# TO DO
Say how many lines hold the string "number", and nothing more.
*-*-*
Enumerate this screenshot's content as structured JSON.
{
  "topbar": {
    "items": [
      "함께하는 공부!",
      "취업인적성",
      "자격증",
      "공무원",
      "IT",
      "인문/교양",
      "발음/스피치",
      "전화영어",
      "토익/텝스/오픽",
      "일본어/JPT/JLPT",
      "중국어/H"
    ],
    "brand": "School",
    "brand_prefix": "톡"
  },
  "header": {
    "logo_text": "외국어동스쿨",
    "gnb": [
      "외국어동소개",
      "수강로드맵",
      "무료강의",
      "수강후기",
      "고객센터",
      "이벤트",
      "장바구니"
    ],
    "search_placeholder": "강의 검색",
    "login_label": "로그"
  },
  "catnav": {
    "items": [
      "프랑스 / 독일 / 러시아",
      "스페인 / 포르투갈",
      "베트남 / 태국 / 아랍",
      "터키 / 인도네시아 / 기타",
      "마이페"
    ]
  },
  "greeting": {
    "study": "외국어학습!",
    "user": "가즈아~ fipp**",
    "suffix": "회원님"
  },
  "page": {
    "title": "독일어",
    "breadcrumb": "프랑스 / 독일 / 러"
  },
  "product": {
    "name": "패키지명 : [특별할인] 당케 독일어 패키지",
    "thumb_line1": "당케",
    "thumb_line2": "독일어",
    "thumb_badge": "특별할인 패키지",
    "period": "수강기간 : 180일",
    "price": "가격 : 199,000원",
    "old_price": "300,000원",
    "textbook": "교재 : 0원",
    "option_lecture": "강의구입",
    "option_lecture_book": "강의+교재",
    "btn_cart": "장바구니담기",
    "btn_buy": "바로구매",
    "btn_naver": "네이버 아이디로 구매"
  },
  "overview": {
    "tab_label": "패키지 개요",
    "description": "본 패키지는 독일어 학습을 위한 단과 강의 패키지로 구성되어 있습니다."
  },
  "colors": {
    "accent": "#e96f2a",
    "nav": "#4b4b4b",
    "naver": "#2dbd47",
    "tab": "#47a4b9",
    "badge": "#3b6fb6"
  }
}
*-*-*
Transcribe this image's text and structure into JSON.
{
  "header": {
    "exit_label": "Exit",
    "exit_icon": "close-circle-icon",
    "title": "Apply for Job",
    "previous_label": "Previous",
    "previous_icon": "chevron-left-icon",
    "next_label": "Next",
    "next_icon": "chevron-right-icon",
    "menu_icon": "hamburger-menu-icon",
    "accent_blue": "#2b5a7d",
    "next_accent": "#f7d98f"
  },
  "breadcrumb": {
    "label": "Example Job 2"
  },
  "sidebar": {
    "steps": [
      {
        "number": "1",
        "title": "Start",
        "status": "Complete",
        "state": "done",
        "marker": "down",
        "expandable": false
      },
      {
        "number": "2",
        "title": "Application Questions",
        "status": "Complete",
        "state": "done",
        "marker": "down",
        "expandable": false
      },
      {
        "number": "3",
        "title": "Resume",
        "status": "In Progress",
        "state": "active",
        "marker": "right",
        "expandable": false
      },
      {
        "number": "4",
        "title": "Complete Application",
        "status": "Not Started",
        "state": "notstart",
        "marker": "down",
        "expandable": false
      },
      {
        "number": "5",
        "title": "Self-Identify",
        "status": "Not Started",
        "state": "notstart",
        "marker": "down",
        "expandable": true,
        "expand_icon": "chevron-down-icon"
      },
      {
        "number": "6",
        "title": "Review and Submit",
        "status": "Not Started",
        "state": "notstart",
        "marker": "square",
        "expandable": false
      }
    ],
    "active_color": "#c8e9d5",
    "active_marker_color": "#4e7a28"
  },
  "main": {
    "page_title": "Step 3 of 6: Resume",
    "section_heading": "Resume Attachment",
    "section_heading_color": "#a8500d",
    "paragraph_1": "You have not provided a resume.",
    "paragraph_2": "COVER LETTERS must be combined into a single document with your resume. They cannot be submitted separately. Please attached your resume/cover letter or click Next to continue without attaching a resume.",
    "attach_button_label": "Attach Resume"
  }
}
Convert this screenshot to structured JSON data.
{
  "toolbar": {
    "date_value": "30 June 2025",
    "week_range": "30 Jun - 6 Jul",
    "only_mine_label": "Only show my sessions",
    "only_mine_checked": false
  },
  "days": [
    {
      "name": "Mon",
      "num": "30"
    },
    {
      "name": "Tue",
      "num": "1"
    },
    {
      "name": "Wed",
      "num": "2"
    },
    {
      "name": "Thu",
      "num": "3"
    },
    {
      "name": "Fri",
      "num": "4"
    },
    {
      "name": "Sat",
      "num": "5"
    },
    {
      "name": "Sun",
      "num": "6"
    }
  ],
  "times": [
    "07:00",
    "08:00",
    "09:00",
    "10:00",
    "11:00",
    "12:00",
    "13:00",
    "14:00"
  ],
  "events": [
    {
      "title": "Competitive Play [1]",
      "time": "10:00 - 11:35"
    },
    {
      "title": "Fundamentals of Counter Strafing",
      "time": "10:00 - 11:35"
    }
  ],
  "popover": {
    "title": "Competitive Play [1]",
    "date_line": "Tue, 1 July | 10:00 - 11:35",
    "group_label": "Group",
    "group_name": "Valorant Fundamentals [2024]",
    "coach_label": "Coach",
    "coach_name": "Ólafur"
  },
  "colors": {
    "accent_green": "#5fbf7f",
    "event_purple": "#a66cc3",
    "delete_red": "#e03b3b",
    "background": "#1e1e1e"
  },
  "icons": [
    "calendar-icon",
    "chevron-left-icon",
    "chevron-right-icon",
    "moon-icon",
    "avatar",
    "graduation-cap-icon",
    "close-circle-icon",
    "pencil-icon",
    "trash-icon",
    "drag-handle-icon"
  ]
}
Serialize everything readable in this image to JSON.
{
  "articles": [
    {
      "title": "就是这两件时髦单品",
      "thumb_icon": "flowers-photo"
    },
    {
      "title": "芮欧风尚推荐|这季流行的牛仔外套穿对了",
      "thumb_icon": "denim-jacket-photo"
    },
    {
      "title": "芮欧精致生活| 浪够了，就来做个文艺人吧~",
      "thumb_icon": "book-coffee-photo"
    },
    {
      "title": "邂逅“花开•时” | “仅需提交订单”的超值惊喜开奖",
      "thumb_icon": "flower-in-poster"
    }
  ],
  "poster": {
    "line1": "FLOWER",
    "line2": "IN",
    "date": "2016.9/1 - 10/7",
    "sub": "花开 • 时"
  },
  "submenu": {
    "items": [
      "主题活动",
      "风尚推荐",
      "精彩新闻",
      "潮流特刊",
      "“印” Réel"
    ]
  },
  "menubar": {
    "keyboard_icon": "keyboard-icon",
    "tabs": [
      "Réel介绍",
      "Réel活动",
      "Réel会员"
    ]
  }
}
*-*-*
# EXERCISE OUTPUT
6